§ **INSTRUCTIONS FOR THE TASK**
Extract the lines that hold the string "object".

** begin DATA SUPPLIED **

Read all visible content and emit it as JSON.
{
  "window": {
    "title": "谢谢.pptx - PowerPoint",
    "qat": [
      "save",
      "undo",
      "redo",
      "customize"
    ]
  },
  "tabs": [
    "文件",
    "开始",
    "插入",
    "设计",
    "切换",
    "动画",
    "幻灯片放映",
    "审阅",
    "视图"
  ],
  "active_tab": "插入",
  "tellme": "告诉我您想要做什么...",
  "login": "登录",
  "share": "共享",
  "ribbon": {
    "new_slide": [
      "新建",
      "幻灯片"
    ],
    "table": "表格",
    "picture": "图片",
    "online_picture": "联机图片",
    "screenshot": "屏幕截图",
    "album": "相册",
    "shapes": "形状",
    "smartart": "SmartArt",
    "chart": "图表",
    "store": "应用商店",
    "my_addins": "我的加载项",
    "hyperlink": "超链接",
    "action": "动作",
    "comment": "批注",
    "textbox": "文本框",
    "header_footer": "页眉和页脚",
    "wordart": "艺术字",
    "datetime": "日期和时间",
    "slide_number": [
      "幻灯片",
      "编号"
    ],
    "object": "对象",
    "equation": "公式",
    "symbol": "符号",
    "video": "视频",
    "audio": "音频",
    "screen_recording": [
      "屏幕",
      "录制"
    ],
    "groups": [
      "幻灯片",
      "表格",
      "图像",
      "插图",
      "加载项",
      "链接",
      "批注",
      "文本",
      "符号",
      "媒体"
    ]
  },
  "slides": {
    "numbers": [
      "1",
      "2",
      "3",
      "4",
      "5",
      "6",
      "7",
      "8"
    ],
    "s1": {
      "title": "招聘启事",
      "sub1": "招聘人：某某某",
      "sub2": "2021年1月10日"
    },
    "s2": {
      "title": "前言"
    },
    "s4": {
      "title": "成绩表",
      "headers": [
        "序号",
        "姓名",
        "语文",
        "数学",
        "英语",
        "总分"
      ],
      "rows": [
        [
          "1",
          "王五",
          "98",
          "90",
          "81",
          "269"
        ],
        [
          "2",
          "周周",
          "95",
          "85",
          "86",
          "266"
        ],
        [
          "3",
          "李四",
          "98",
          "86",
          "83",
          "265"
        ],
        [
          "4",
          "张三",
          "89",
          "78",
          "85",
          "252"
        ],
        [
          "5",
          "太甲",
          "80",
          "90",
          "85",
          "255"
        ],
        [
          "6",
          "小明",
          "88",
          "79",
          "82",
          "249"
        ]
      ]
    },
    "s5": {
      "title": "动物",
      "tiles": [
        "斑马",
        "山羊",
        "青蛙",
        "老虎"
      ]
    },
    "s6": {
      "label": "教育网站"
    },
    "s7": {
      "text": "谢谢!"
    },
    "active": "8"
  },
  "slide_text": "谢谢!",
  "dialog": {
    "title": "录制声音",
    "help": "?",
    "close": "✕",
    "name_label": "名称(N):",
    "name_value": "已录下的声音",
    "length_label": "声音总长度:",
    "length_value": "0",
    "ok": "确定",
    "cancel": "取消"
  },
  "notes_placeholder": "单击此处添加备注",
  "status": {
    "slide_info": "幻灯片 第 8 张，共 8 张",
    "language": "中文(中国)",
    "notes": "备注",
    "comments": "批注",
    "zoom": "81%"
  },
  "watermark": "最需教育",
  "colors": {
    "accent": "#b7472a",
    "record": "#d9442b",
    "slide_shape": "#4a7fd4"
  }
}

** end DATA SUPPLIED **
** begin DATA SUPPLIED **

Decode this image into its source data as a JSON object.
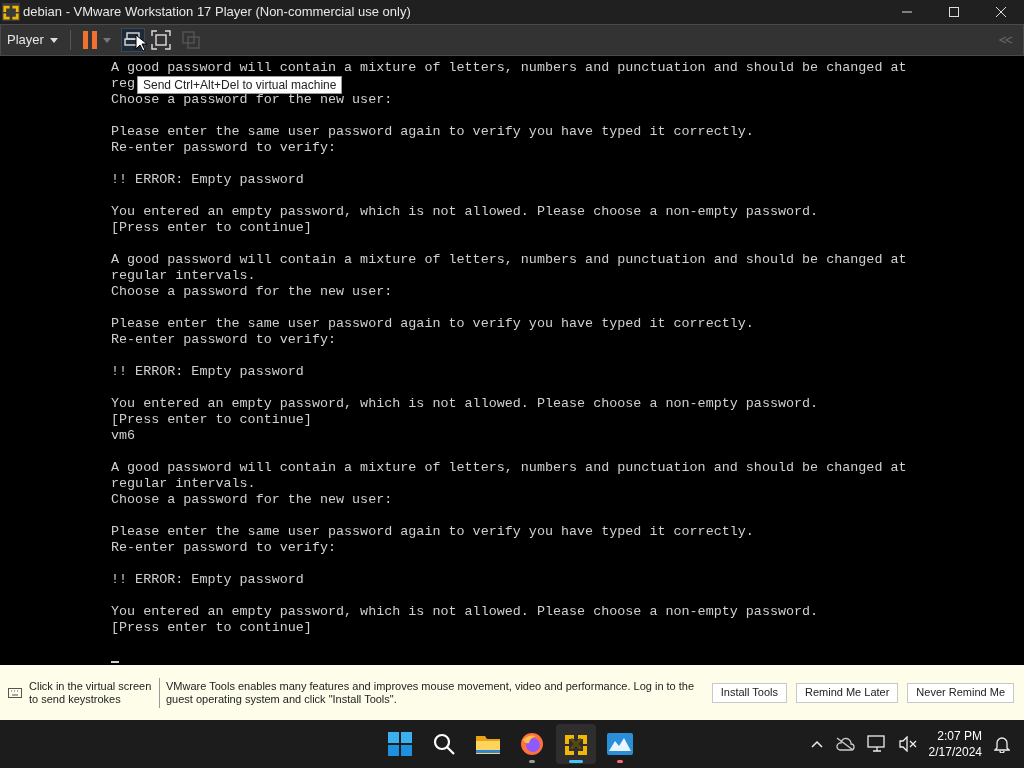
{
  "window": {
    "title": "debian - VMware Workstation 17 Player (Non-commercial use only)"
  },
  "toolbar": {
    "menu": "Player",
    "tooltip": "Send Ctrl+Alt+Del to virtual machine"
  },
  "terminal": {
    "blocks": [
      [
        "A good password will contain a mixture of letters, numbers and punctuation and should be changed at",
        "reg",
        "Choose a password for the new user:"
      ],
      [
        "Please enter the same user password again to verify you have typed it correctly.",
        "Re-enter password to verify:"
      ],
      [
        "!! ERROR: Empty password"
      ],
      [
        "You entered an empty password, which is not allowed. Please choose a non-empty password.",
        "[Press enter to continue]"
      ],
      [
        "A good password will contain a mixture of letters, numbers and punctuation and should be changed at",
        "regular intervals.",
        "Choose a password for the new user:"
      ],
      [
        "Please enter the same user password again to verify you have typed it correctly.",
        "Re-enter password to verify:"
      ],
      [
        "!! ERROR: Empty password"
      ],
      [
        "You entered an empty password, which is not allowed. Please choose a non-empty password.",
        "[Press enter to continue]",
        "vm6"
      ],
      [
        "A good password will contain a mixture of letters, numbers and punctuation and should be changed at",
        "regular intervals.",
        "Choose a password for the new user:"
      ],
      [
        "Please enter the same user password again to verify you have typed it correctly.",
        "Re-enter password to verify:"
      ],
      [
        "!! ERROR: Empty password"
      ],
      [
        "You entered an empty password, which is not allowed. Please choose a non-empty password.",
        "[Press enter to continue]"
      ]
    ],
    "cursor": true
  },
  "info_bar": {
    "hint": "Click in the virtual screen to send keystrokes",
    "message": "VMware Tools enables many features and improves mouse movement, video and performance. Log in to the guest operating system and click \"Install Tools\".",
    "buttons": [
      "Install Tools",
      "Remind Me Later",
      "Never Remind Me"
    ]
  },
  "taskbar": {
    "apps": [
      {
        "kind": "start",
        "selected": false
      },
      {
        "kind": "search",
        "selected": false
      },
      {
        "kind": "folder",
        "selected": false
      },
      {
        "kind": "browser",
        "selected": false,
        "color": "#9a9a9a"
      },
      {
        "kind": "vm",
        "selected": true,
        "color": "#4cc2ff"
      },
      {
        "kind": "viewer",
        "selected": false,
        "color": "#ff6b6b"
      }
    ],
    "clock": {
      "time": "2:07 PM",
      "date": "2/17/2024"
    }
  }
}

** end DATA SUPPLIED **

§ **REPLY TO THE TASK**
    "object": "对象",
Decode this image into its source data as a JSON object.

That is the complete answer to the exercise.